= Task directions =
Take each line that has the word "vajalik" and return it.

━━━ Records shown ━━━

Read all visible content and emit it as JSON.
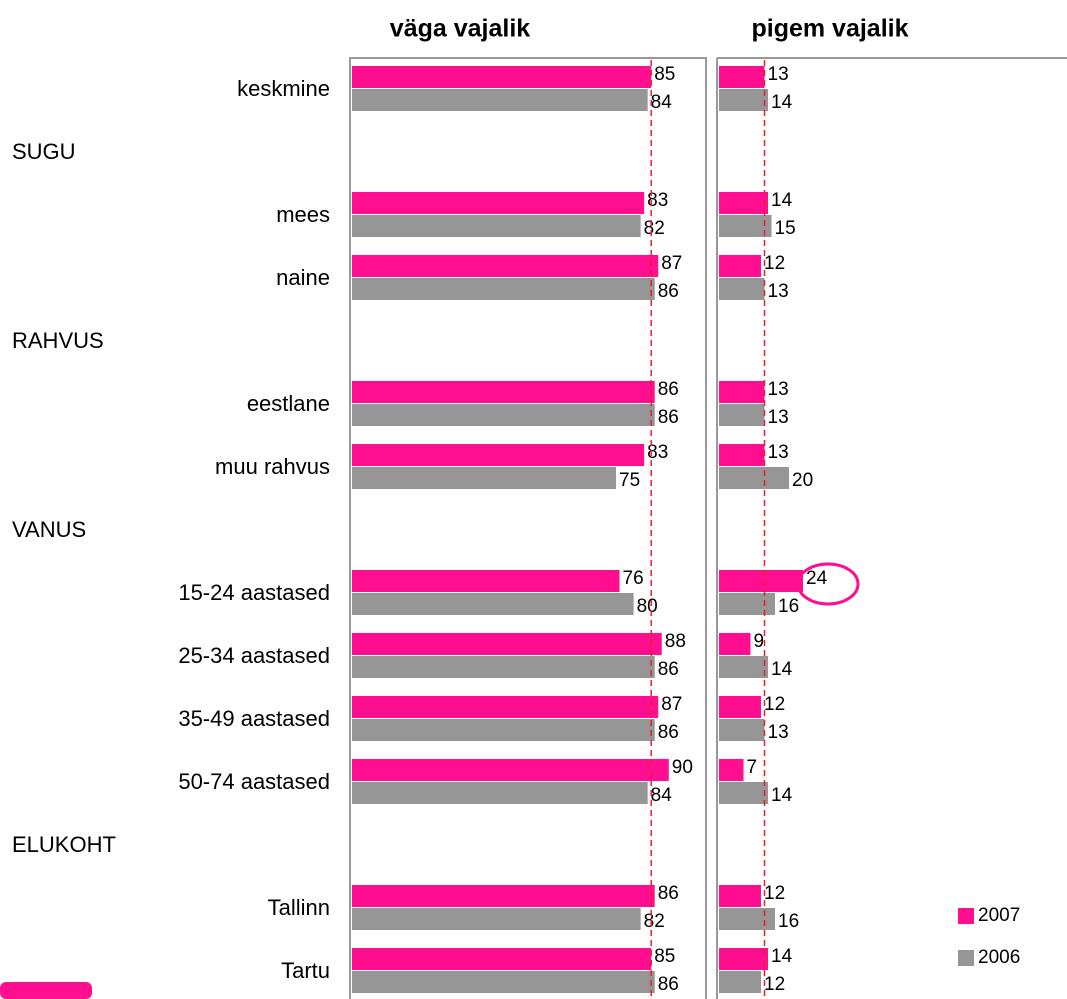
{
  "chart_data": [
    {
      "type": "bar",
      "title": "väga vajalik",
      "categories": [
        "keskmine",
        "SUGU",
        "mees",
        "naine",
        "RAHVUS",
        "eestlane",
        "muu rahvus",
        "VANUS",
        "15-24 aastased",
        "25-34 aastased",
        "35-49 aastased",
        "50-74 aastased",
        "ELUKOHT",
        "Tallinn",
        "Tartu"
      ],
      "xlim": [
        0,
        100
      ],
      "series": [
        {
          "name": "2007",
          "color": "#ff0f8f",
          "values": [
            85,
            null,
            83,
            87,
            null,
            86,
            83,
            null,
            76,
            88,
            87,
            90,
            null,
            86,
            85
          ]
        },
        {
          "name": "2006",
          "color": "#969696",
          "values": [
            84,
            null,
            82,
            86,
            null,
            86,
            75,
            null,
            80,
            86,
            86,
            84,
            null,
            82,
            86
          ]
        }
      ]
    },
    {
      "type": "bar",
      "title": "pigem vajalik",
      "xlim": [
        0,
        100
      ],
      "series": [
        {
          "color": "#ff0f8f",
          "values": [
            13,
            null,
            14,
            12,
            null,
            13,
            13,
            null,
            24,
            9,
            12,
            7,
            null,
            12,
            14
          ]
        },
        {
          "color": "#969696",
          "values": [
            14,
            null,
            15,
            13,
            null,
            13,
            20,
            null,
            16,
            14,
            13,
            14,
            null,
            16,
            12
          ]
        }
      ]
    }
  ]
}
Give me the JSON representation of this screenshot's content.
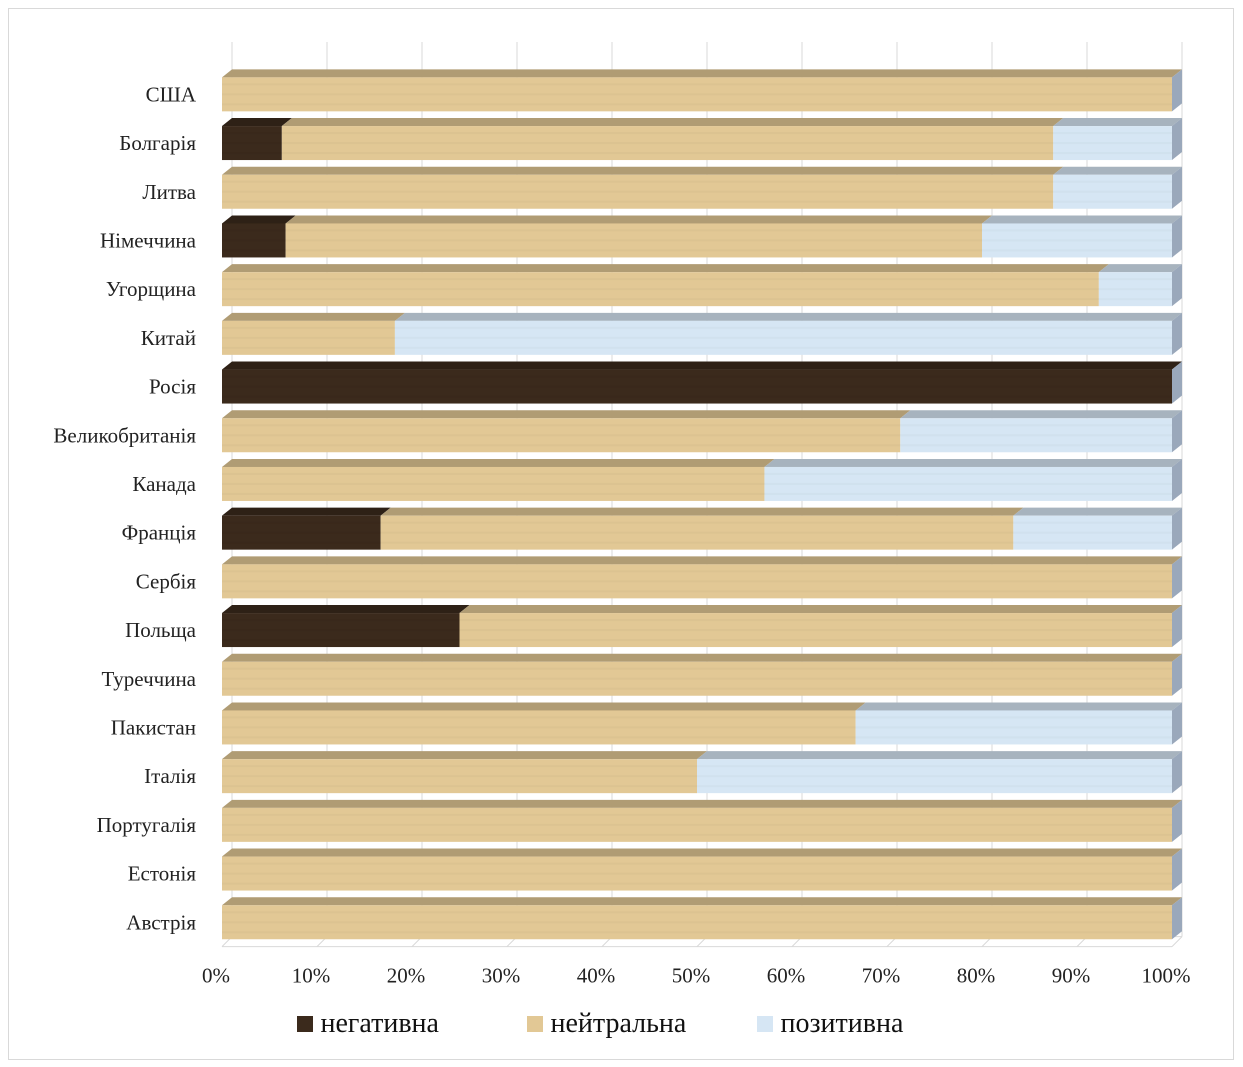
{
  "chart_data": {
    "type": "bar",
    "orientation": "horizontal",
    "stacked": "percent",
    "categories": [
      "США",
      "Болгарія",
      "Литва",
      "Німеччина",
      "Угорщина",
      "Китай",
      "Росія",
      "Великобританія",
      "Канада",
      "Франція",
      "Сербія",
      "Польща",
      "Туреччина",
      "Пакистан",
      "Італія",
      "Португалія",
      "Естонія",
      "Австрія"
    ],
    "series": [
      {
        "name": "негативна",
        "color": "#3b2a1c",
        "values": [
          0,
          6.3,
          0,
          6.7,
          0,
          0,
          100,
          0,
          0,
          16.7,
          0,
          25,
          0,
          0,
          0,
          0,
          0,
          0
        ]
      },
      {
        "name": "нейтральна",
        "color": "#e2c895",
        "values": [
          100,
          81.2,
          87.5,
          73.3,
          92.3,
          18.2,
          0,
          71.4,
          57.1,
          66.6,
          100,
          75,
          100,
          66.7,
          50,
          100,
          100,
          100
        ]
      },
      {
        "name": "позитивна",
        "color": "#d6e6f4",
        "values": [
          0,
          12.5,
          12.5,
          20,
          7.7,
          81.8,
          0,
          28.6,
          42.9,
          16.7,
          0,
          0,
          0,
          33.3,
          50,
          0,
          0,
          0
        ]
      }
    ],
    "x_ticks": [
      "0%",
      "10%",
      "20%",
      "30%",
      "40%",
      "50%",
      "60%",
      "70%",
      "80%",
      "90%",
      "100%"
    ],
    "xlim": [
      0,
      100
    ],
    "grid": "vertical",
    "legend_position": "bottom"
  }
}
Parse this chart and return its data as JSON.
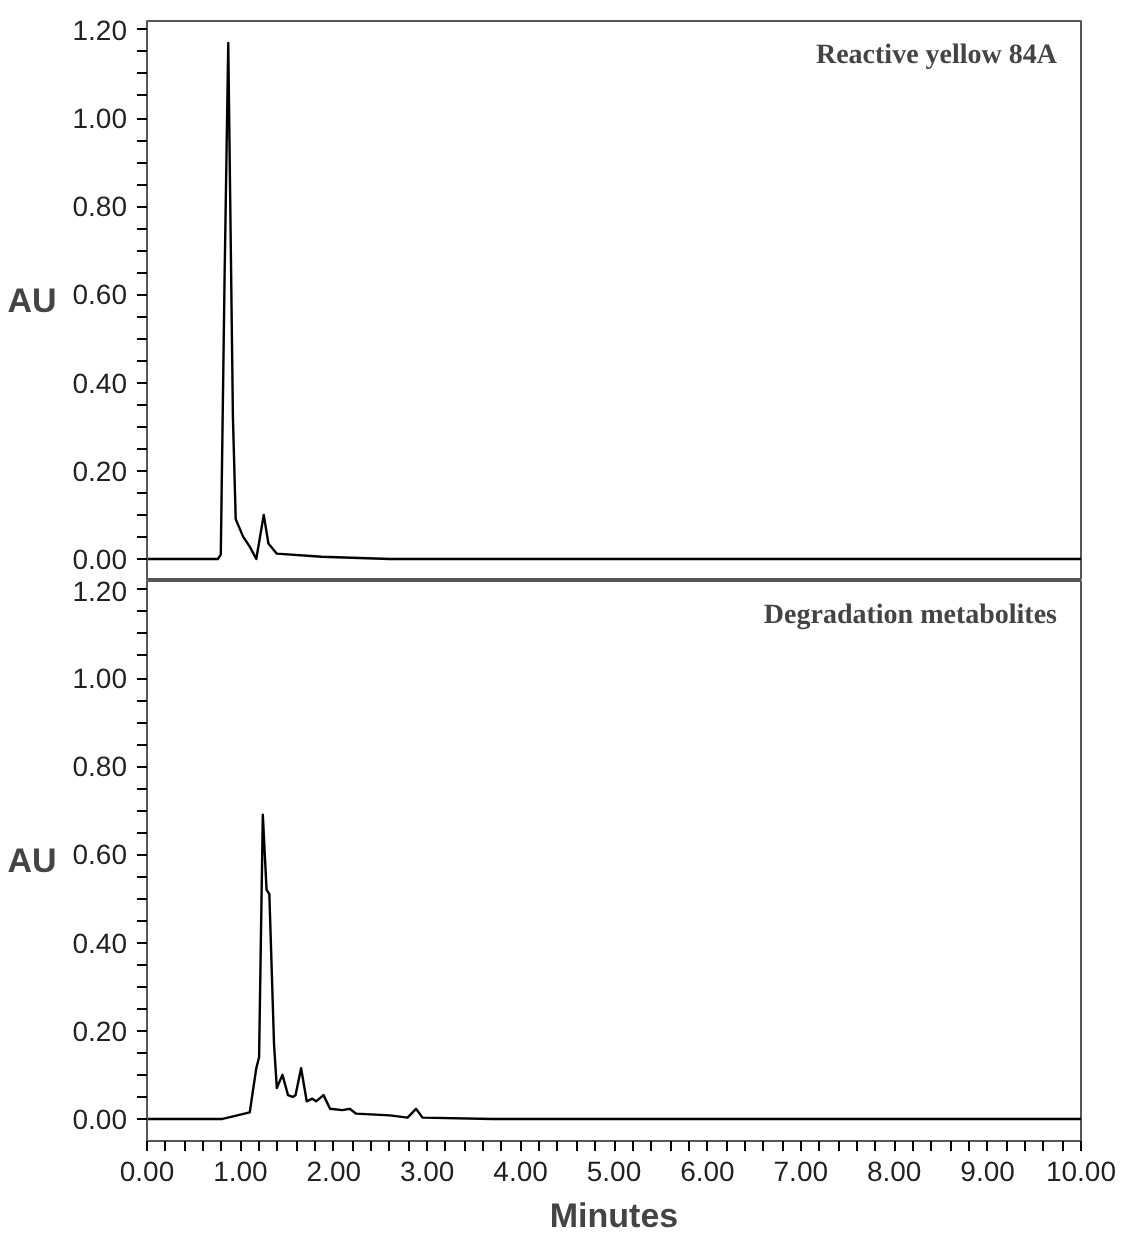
{
  "chart_data": [
    {
      "type": "line",
      "ylabel": "AU",
      "annotations": [
        "Reactive yellow 84A"
      ],
      "tick_labels": "y",
      "grid": false,
      "line_style": "solid",
      "marker": "none",
      "xlim": [
        0,
        10
      ],
      "ylim": [
        -0.05,
        1.22
      ],
      "yticks": [
        {
          "value": 0,
          "label": "0.00"
        },
        {
          "value": 0.05,
          "label": null
        },
        {
          "value": 0.1,
          "label": null
        },
        {
          "value": 0.15,
          "label": null
        },
        {
          "value": 0.2,
          "label": "0.20"
        },
        {
          "value": 0.25,
          "label": null
        },
        {
          "value": 0.3,
          "label": null
        },
        {
          "value": 0.35,
          "label": null
        },
        {
          "value": 0.4,
          "label": "0.40"
        },
        {
          "value": 0.45,
          "label": null
        },
        {
          "value": 0.5,
          "label": null
        },
        {
          "value": 0.55,
          "label": null
        },
        {
          "value": 0.6,
          "label": "0.60"
        },
        {
          "value": 0.65,
          "label": null
        },
        {
          "value": 0.7,
          "label": null
        },
        {
          "value": 0.75,
          "label": null
        },
        {
          "value": 0.8,
          "label": "0.80"
        },
        {
          "value": 0.85,
          "label": null
        },
        {
          "value": 0.9,
          "label": null
        },
        {
          "value": 0.95,
          "label": null
        },
        {
          "value": 1.0,
          "label": "1.00"
        },
        {
          "value": 1.05,
          "label": null
        },
        {
          "value": 1.1,
          "label": null
        },
        {
          "value": 1.15,
          "label": null
        },
        {
          "value": 1.2,
          "label": "1.20"
        }
      ],
      "series": [
        {
          "color": "#000000",
          "x": [
            0,
            0.5,
            0.76,
            0.79,
            0.83,
            0.87,
            0.92,
            0.95,
            1.03,
            1.1,
            1.17,
            1.25,
            1.3,
            1.39,
            1.87,
            2.6,
            5,
            10
          ],
          "values": [
            0,
            0,
            0,
            0.01,
            0.63,
            1.17,
            0.32,
            0.09,
            0.05,
            0.028,
            0,
            0.1,
            0.035,
            0.012,
            0.005,
            0,
            0,
            0
          ]
        }
      ]
    },
    {
      "type": "line",
      "ylabel": "AU",
      "xlabel": "Minutes",
      "annotations": [
        "Degradation metabolites"
      ],
      "grid": false,
      "line_style": "solid",
      "marker": "none",
      "xlim": [
        0,
        10
      ],
      "ylim": [
        -0.05,
        1.22
      ],
      "xticks": [
        {
          "value": 0,
          "label": "0.00"
        },
        {
          "value": 0.2,
          "label": null
        },
        {
          "value": 0.4,
          "label": null
        },
        {
          "value": 0.6,
          "label": null
        },
        {
          "value": 0.8,
          "label": null
        },
        {
          "value": 1,
          "label": "1.00"
        },
        {
          "value": 1.2,
          "label": null
        },
        {
          "value": 1.4,
          "label": null
        },
        {
          "value": 1.6,
          "label": null
        },
        {
          "value": 1.8,
          "label": null
        },
        {
          "value": 2,
          "label": "2.00"
        },
        {
          "value": 2.2,
          "label": null
        },
        {
          "value": 2.4,
          "label": null
        },
        {
          "value": 2.6,
          "label": null
        },
        {
          "value": 2.8,
          "label": null
        },
        {
          "value": 3,
          "label": "3.00"
        },
        {
          "value": 3.2,
          "label": null
        },
        {
          "value": 3.4,
          "label": null
        },
        {
          "value": 3.6,
          "label": null
        },
        {
          "value": 3.8,
          "label": null
        },
        {
          "value": 4,
          "label": "4.00"
        },
        {
          "value": 4.2,
          "label": null
        },
        {
          "value": 4.4,
          "label": null
        },
        {
          "value": 4.6,
          "label": null
        },
        {
          "value": 4.8,
          "label": null
        },
        {
          "value": 5,
          "label": "5.00"
        },
        {
          "value": 5.2,
          "label": null
        },
        {
          "value": 5.4,
          "label": null
        },
        {
          "value": 5.6,
          "label": null
        },
        {
          "value": 5.8,
          "label": null
        },
        {
          "value": 6,
          "label": "6.00"
        },
        {
          "value": 6.2,
          "label": null
        },
        {
          "value": 6.4,
          "label": null
        },
        {
          "value": 6.6,
          "label": null
        },
        {
          "value": 6.8,
          "label": null
        },
        {
          "value": 7,
          "label": "7.00"
        },
        {
          "value": 7.2,
          "label": null
        },
        {
          "value": 7.4,
          "label": null
        },
        {
          "value": 7.6,
          "label": null
        },
        {
          "value": 7.8,
          "label": null
        },
        {
          "value": 8,
          "label": "8.00"
        },
        {
          "value": 8.2,
          "label": null
        },
        {
          "value": 8.4,
          "label": null
        },
        {
          "value": 8.6,
          "label": null
        },
        {
          "value": 8.8,
          "label": null
        },
        {
          "value": 9,
          "label": "9.00"
        },
        {
          "value": 9.2,
          "label": null
        },
        {
          "value": 9.4,
          "label": null
        },
        {
          "value": 9.6,
          "label": null
        },
        {
          "value": 9.8,
          "label": null
        },
        {
          "value": 10,
          "label": "10.00"
        }
      ],
      "yticks": [
        {
          "value": 0,
          "label": "0.00"
        },
        {
          "value": 0.05,
          "label": null
        },
        {
          "value": 0.1,
          "label": null
        },
        {
          "value": 0.15,
          "label": null
        },
        {
          "value": 0.2,
          "label": "0.20"
        },
        {
          "value": 0.25,
          "label": null
        },
        {
          "value": 0.3,
          "label": null
        },
        {
          "value": 0.35,
          "label": null
        },
        {
          "value": 0.4,
          "label": "0.40"
        },
        {
          "value": 0.45,
          "label": null
        },
        {
          "value": 0.5,
          "label": null
        },
        {
          "value": 0.55,
          "label": null
        },
        {
          "value": 0.6,
          "label": "0.60"
        },
        {
          "value": 0.65,
          "label": null
        },
        {
          "value": 0.7,
          "label": null
        },
        {
          "value": 0.75,
          "label": null
        },
        {
          "value": 0.8,
          "label": "0.80"
        },
        {
          "value": 0.85,
          "label": null
        },
        {
          "value": 0.9,
          "label": null
        },
        {
          "value": 0.95,
          "label": null
        },
        {
          "value": 1.0,
          "label": "1.00"
        },
        {
          "value": 1.05,
          "label": null
        },
        {
          "value": 1.1,
          "label": null
        },
        {
          "value": 1.15,
          "label": null
        },
        {
          "value": 1.2,
          "label": "1.20"
        }
      ],
      "series": [
        {
          "color": "#000000",
          "x": [
            0,
            0.5,
            0.81,
            1.1,
            1.17,
            1.2,
            1.24,
            1.28,
            1.31,
            1.36,
            1.39,
            1.45,
            1.51,
            1.56,
            1.59,
            1.65,
            1.71,
            1.77,
            1.81,
            1.89,
            1.96,
            2.09,
            2.17,
            2.24,
            2.6,
            2.79,
            2.88,
            2.95,
            3.7,
            10
          ],
          "values": [
            0,
            0,
            0,
            0.015,
            0.115,
            0.14,
            0.69,
            0.52,
            0.51,
            0.17,
            0.07,
            0.1,
            0.054,
            0.05,
            0.054,
            0.115,
            0.04,
            0.046,
            0.04,
            0.054,
            0.023,
            0.02,
            0.023,
            0.012,
            0.008,
            0.003,
            0.023,
            0.003,
            0,
            0
          ]
        }
      ]
    }
  ]
}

━━━

= Response =
      "title": "väga vajalik",
      "title": "pigem vajalik",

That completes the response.